Set exercise:
Return all of the entries word for word, but omit the pictures they contain.

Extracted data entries
□ □ □ □
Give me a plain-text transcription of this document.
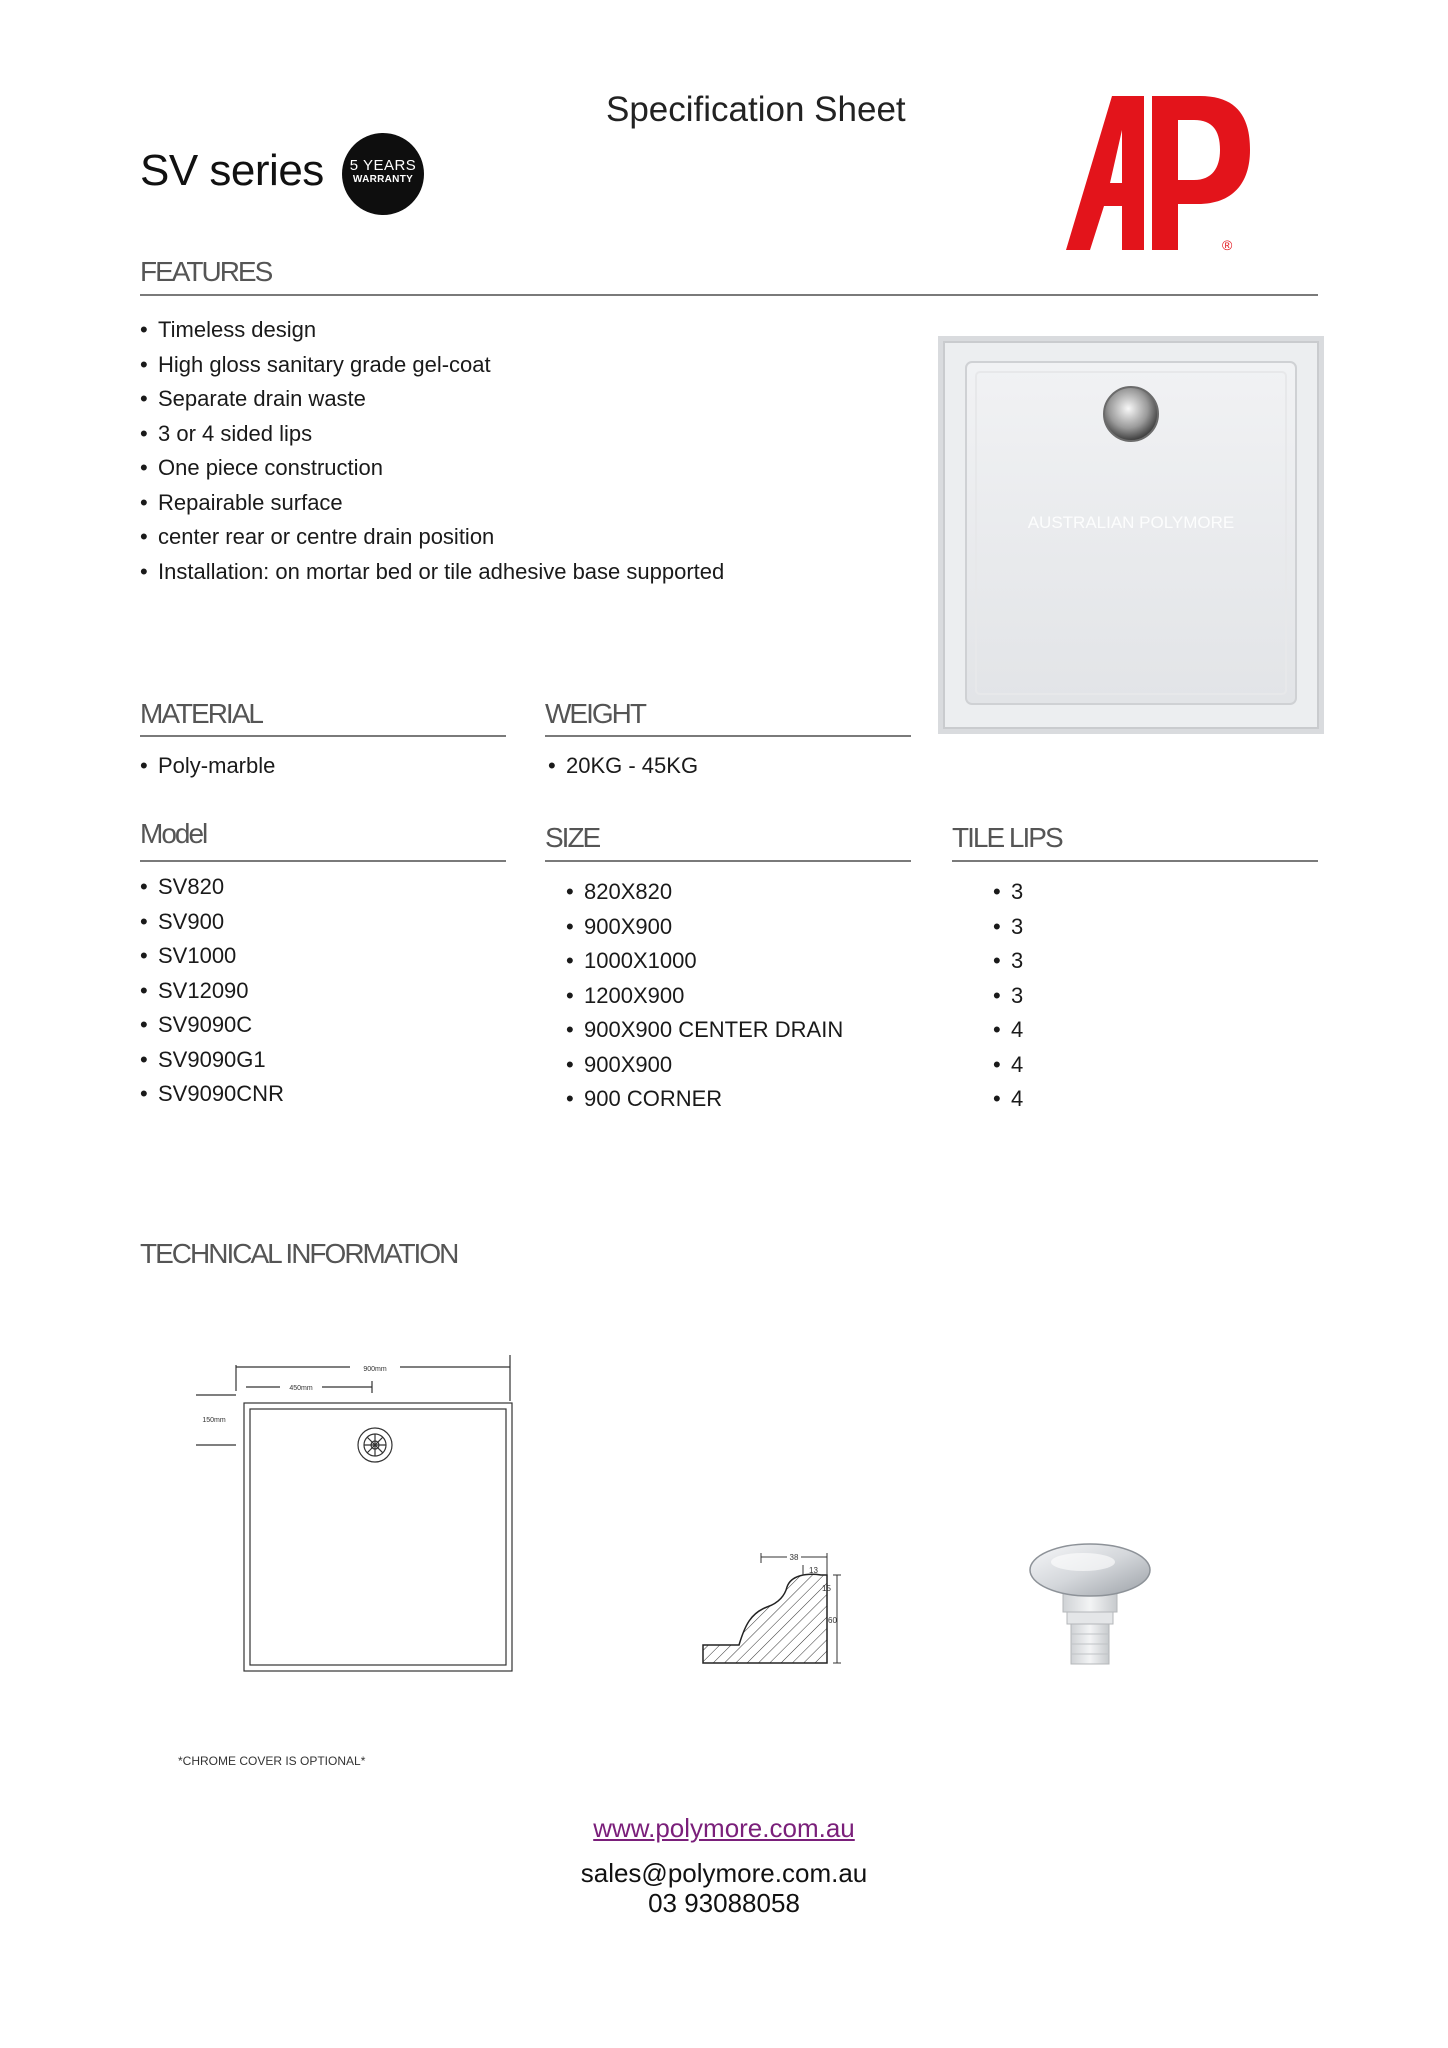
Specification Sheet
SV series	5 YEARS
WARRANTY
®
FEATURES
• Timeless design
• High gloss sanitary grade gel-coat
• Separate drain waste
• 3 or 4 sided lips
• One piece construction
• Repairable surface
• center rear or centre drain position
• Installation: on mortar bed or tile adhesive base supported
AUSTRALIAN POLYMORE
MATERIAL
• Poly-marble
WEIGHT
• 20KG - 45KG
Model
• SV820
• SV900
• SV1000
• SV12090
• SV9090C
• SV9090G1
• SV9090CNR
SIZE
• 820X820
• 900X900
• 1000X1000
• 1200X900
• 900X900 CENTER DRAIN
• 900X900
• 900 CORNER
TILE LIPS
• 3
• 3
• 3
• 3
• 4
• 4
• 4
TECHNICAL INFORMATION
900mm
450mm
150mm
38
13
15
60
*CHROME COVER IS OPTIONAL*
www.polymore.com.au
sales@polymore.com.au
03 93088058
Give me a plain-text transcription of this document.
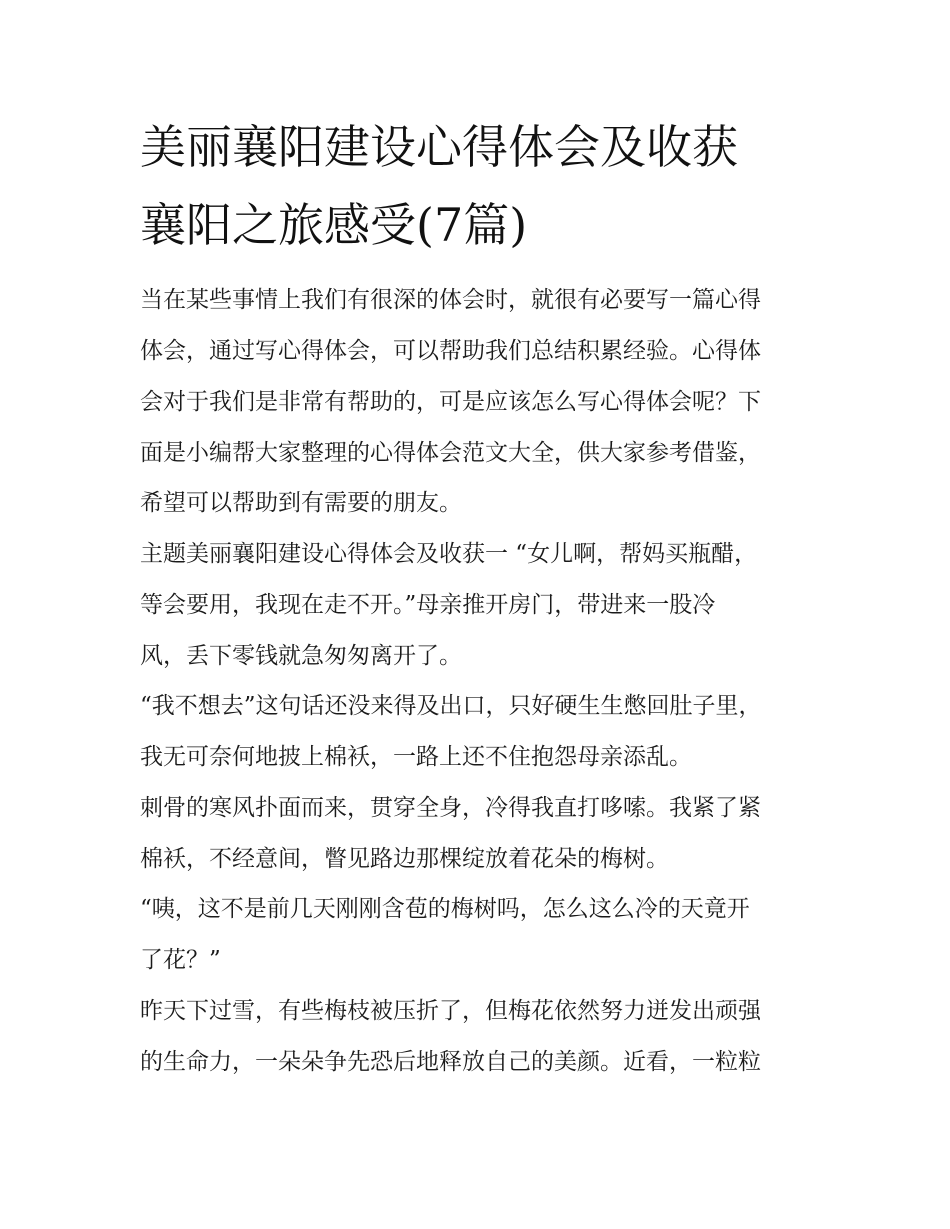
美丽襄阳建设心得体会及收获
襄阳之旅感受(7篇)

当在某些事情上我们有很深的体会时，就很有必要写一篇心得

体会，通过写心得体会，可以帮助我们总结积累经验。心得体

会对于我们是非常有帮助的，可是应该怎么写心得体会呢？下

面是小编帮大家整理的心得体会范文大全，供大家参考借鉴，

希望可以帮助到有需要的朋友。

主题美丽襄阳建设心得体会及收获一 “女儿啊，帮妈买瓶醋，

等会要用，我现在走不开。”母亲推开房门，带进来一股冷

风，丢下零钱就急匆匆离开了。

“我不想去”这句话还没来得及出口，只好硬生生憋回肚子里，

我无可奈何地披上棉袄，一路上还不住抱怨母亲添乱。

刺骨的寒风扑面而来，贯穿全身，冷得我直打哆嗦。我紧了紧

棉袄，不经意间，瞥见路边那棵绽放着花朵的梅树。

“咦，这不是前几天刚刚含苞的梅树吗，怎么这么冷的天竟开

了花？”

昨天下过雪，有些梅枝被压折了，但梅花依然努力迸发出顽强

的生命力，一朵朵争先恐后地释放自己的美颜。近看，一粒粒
□ □ □ □
Solution to this task:
Give me a plain-text transcription of this document.
Specification Sheet
SV series	5 YEARS
WARRANTY
®
FEATURES
• Timeless design
• High gloss sanitary grade gel-coat
• Separate drain waste
• 3 or 4 sided lips
• One piece construction
• Repairable surface
• center rear or centre drain position
• Installation: on mortar bed or tile adhesive base supported
AUSTRALIAN POLYMORE
MATERIAL
• Poly-marble
WEIGHT
• 20KG - 45KG
Model
• SV820
• SV900
• SV1000
• SV12090
• SV9090C
• SV9090G1
• SV9090CNR
SIZE
• 820X820
• 900X900
• 1000X1000
• 1200X900
• 900X900 CENTER DRAIN
• 900X900
• 900 CORNER
TILE LIPS
• 3
• 3
• 3
• 3
• 4
• 4
• 4
TECHNICAL INFORMATION
900mm
450mm
150mm
38
13
15
60
*CHROME COVER IS OPTIONAL*
www.polymore.com.au
sales@polymore.com.au
03 93088058
Give me a plain-text transcription of this document.
美丽襄阳建设心得体会及收获
襄阳之旅感受(7篇)

当在某些事情上我们有很深的体会时，就很有必要写一篇心得

体会，通过写心得体会，可以帮助我们总结积累经验。心得体

会对于我们是非常有帮助的，可是应该怎么写心得体会呢？下

面是小编帮大家整理的心得体会范文大全，供大家参考借鉴，

希望可以帮助到有需要的朋友。

主题美丽襄阳建设心得体会及收获一 “女儿啊，帮妈买瓶醋，

等会要用，我现在走不开。”母亲推开房门，带进来一股冷

风，丢下零钱就急匆匆离开了。

“我不想去”这句话还没来得及出口，只好硬生生憋回肚子里，

我无可奈何地披上棉袄，一路上还不住抱怨母亲添乱。

刺骨的寒风扑面而来，贯穿全身，冷得我直打哆嗦。我紧了紧

棉袄，不经意间，瞥见路边那棵绽放着花朵的梅树。

“咦，这不是前几天刚刚含苞的梅树吗，怎么这么冷的天竟开

了花？”

昨天下过雪，有些梅枝被压折了，但梅花依然努力迸发出顽强

的生命力，一朵朵争先恐后地释放自己的美颜。近看，一粒粒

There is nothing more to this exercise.